-- Start of MATERIAL PROVIDED --

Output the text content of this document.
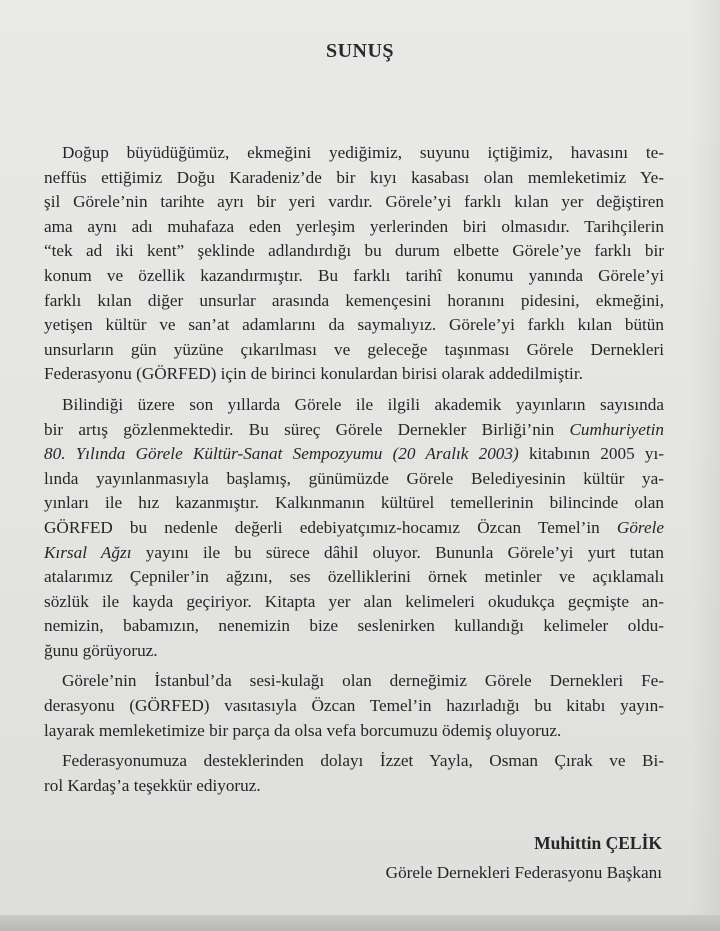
SUNUŞ
Doğup büyüdüğümüz, ekmeğini yediğimiz, suyunu içtiğimiz, havasını te-
neffüs ettiğimiz Doğu Karadeniz’de bir kıyı kasabası olan memleketimiz Ye-
şil Görele’nin tarihte ayrı bir yeri vardır. Görele’yi farklı kılan yer değiştiren
ama aynı adı muhafaza eden yerleşim yerlerinden biri olmasıdır. Tarihçilerin
“tek ad iki kent” şeklinde adlandırdığı bu durum elbette Görele’ye farklı bir
konum ve özellik kazandırmıştır. Bu farklı tarihî konumu yanında Görele’yi
farklı kılan diğer unsurlar arasında kemençesini horanını pidesini, ekmeğini,
yetişen kültür ve san’at adamlarını da saymalıyız. Görele’yi farklı kılan bütün
unsurların gün yüzüne çıkarılması ve geleceğe taşınması Görele Dernekleri
Federasyonu (GÖRFED) için de birinci konulardan birisi olarak addedilmiştir.
Bilindiği üzere son yıllarda Görele ile ilgili akademik yayınların sayısında
bir artış gözlenmektedir. Bu süreç Görele Dernekler Birliği’nin Cumhuriyetin
80. Yılında Görele Kültür-Sanat Sempozyumu (20 Aralık 2003) kitabının 2005 yı-
lında yayınlanmasıyla başlamış, günümüzde Görele Belediyesinin kültür ya-
yınları ile hız kazanmıştır. Kalkınmanın kültürel temellerinin bilincinde olan
GÖRFED bu nedenle değerli edebiyatçımız-hocamız Özcan Temel’in Görele
Kırsal Ağzı yayını ile bu sürece dâhil oluyor. Bununla Görele’yi yurt tutan
atalarımız Çepniler’in ağzını, ses özelliklerini örnek metinler ve açıklamalı
sözlük ile kayda geçiriyor. Kitapta yer alan kelimeleri okudukça geçmişte an-
nemizin, babamızın, nenemizin bize seslenirken kullandığı kelimeler oldu-
ğunu görüyoruz.
Görele’nin İstanbul’da sesi-kulağı olan derneğimiz Görele Dernekleri Fe-
derasyonu (GÖRFED) vasıtasıyla Özcan Temel’in hazırladığı bu kitabı yayın-
layarak memleketimize bir parça da olsa vefa borcumuzu ödemiş oluyoruz.
Federasyonumuza desteklerinden dolayı İzzet Yayla, Osman Çırak ve Bi-
rol Kardaş’a teşekkür ediyoruz.
Muhittin ÇELİK
Görele Dernekleri Federasyonu Başkanı
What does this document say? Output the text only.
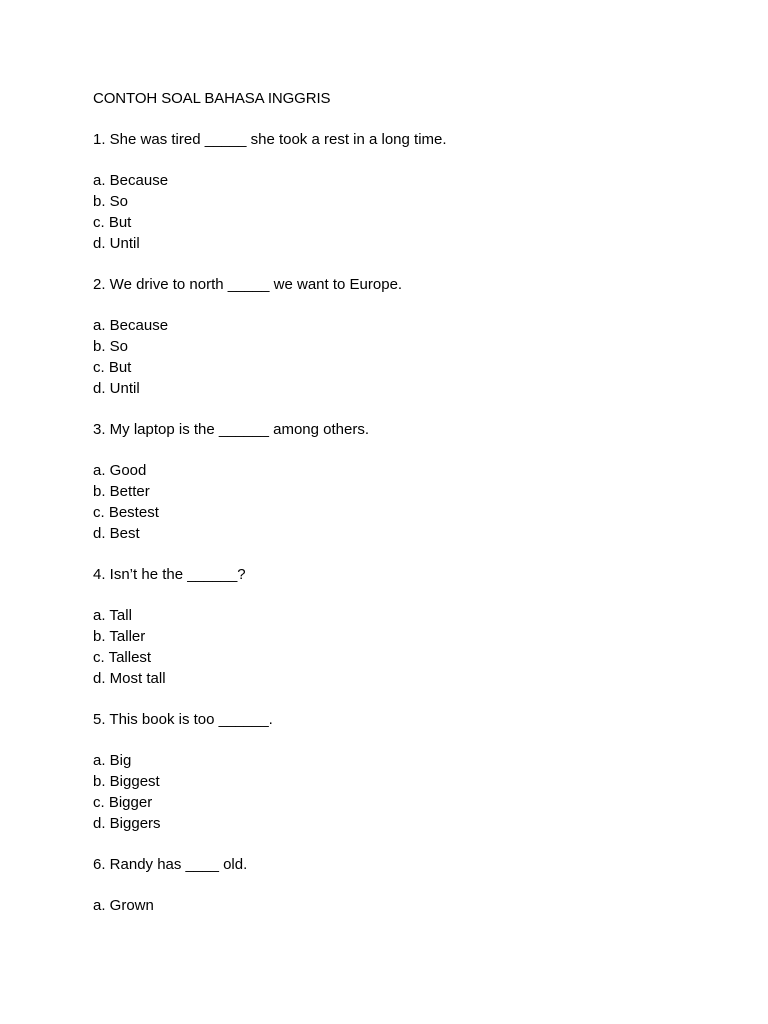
CONTOH SOAL BAHASA INGGRIS

1. She was tired _____ she took a rest in a long time.

a. Because
b. So
c. But
d. Until

2. We drive to north _____ we want to Europe.

a. Because
b. So
c. But
d. Until

3. My laptop is the ______ among others.

a. Good
b. Better
c. Bestest
d. Best

4. Isn’t he the ______?

a. Tall
b. Taller
c. Tallest
d. Most tall

5. This book is too ______.

a. Big
b. Biggest
c. Bigger
d. Biggers

6. Randy has ____ old.

a. Grown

-- End of MATERIAL PROVIDED --

## AIM OF THE EXERCISE:
Repeat the lines of the records verbatim, starting at the line containing "What does this" and stopping after the final line. Images stay out.

## EXPECTED OUTPUT:
What does this document say? Output the text only.
CONTOH SOAL BAHASA INGGRIS

1. She was tired _____ she took a rest in a long time.

a. Because
b. So
c. But
d. Until

2. We drive to north _____ we want to Europe.

a. Because
b. So
c. But
d. Until

3. My laptop is the ______ among others.

a. Good
b. Better
c. Bestest
d. Best

4. Isn’t he the ______?

a. Tall
b. Taller
c. Tallest
d. Most tall

5. This book is too ______.

a. Big
b. Biggest
c. Bigger
d. Biggers

6. Randy has ____ old.

a. Grown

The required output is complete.